--- Task inputs ---

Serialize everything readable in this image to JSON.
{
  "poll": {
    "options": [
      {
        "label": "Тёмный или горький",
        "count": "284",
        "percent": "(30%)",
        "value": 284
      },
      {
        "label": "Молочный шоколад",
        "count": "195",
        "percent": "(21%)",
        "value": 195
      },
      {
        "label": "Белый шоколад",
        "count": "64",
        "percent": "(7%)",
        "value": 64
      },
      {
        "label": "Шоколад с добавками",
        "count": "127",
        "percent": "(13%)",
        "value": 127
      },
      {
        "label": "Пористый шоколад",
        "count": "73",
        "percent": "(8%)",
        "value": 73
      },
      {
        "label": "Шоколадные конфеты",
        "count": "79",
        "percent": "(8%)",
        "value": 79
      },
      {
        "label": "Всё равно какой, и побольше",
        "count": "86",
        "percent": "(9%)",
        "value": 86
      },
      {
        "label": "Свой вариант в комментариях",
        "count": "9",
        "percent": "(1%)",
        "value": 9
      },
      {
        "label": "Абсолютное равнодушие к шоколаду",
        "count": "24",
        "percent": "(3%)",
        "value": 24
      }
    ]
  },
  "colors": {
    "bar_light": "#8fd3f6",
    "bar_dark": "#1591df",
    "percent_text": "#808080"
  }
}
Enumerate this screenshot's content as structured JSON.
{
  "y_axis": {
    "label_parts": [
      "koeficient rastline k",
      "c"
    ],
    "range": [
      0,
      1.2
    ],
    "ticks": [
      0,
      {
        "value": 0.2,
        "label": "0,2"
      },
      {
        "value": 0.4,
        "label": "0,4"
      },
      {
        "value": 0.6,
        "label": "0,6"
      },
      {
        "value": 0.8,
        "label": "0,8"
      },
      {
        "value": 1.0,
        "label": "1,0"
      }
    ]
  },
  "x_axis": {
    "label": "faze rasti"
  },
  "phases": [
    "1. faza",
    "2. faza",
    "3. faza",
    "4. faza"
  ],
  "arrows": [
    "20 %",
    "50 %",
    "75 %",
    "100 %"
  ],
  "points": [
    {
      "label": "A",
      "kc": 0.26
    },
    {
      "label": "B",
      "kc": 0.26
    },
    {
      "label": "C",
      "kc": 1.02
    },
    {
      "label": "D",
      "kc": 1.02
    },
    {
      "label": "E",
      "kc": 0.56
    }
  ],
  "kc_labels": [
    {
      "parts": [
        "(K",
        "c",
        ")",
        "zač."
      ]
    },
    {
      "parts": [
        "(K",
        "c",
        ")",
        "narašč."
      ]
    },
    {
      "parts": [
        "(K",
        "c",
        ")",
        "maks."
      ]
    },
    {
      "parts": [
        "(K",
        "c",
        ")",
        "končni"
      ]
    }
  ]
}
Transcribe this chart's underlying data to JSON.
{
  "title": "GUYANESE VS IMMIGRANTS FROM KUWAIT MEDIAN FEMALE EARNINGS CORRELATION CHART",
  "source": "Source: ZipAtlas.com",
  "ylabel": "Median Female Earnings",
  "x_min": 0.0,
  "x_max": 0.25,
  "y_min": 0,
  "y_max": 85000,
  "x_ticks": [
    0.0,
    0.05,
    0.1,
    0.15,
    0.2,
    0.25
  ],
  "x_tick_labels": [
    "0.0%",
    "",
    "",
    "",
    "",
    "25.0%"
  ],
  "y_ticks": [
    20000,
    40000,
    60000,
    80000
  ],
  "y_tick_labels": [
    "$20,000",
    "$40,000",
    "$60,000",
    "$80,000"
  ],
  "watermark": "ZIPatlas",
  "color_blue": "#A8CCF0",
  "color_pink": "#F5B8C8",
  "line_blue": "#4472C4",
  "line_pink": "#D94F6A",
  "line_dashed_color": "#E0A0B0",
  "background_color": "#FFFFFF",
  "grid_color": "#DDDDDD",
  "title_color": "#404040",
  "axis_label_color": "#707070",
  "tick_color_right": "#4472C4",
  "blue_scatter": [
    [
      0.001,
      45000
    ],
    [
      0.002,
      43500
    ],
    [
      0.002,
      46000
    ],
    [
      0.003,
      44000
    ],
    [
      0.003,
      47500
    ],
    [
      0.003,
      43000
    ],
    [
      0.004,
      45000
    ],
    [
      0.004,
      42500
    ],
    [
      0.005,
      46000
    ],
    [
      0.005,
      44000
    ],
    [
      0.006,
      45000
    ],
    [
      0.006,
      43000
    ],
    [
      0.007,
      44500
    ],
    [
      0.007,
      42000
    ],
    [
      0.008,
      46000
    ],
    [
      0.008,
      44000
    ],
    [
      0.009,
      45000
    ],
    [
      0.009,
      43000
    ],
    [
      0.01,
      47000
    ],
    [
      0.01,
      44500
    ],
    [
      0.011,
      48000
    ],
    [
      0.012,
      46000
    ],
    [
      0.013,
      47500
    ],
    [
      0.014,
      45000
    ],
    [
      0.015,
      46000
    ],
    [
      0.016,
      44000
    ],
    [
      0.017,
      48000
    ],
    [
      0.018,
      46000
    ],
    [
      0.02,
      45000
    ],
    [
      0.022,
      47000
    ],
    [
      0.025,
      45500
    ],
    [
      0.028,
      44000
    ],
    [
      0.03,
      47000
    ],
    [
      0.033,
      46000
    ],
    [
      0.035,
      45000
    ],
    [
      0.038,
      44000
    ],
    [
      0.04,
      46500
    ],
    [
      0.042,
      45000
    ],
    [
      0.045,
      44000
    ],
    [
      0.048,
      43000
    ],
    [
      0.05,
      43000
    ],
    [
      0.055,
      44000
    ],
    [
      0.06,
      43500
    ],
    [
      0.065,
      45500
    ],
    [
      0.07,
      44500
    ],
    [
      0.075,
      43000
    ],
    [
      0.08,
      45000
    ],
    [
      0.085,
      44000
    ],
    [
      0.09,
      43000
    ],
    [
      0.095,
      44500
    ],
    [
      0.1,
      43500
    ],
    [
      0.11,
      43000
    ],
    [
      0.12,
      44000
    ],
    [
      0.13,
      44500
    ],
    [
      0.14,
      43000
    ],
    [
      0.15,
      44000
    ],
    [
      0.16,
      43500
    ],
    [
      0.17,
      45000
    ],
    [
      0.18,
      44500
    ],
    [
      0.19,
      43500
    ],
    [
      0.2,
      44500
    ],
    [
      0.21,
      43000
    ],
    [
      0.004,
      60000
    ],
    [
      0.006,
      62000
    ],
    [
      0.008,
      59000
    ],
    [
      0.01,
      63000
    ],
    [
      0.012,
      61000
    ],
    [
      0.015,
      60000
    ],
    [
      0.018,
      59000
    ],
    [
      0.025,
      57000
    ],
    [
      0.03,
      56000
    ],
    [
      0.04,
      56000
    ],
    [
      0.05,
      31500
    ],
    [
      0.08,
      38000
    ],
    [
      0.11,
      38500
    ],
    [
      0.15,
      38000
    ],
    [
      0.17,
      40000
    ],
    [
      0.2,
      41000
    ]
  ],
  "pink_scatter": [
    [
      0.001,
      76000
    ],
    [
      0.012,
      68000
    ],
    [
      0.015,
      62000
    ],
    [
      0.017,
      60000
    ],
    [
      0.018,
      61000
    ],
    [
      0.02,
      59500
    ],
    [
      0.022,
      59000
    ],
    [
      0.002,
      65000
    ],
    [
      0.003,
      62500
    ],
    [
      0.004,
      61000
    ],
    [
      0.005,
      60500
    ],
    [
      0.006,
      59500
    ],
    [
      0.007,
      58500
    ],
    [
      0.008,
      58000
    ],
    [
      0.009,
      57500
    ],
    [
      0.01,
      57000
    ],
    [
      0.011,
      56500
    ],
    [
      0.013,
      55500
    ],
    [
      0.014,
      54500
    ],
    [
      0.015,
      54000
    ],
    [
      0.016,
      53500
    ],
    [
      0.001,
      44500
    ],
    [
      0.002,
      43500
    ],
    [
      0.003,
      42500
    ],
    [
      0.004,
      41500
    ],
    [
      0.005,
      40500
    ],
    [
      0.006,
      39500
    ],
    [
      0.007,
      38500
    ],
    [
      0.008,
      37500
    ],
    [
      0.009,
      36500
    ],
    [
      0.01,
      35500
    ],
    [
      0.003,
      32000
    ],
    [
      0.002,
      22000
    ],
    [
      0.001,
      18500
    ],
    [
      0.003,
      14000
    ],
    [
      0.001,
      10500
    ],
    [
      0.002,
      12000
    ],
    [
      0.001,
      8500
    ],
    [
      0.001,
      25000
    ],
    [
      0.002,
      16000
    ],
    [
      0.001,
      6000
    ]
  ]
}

---

Problem description: Point out every line holding the string "JSON" and copy it.

Output for this exercise:
Serialize everything readable in this image to JSON.
Enumerate this screenshot's content as structured JSON.
Transcribe this chart's underlying data to JSON.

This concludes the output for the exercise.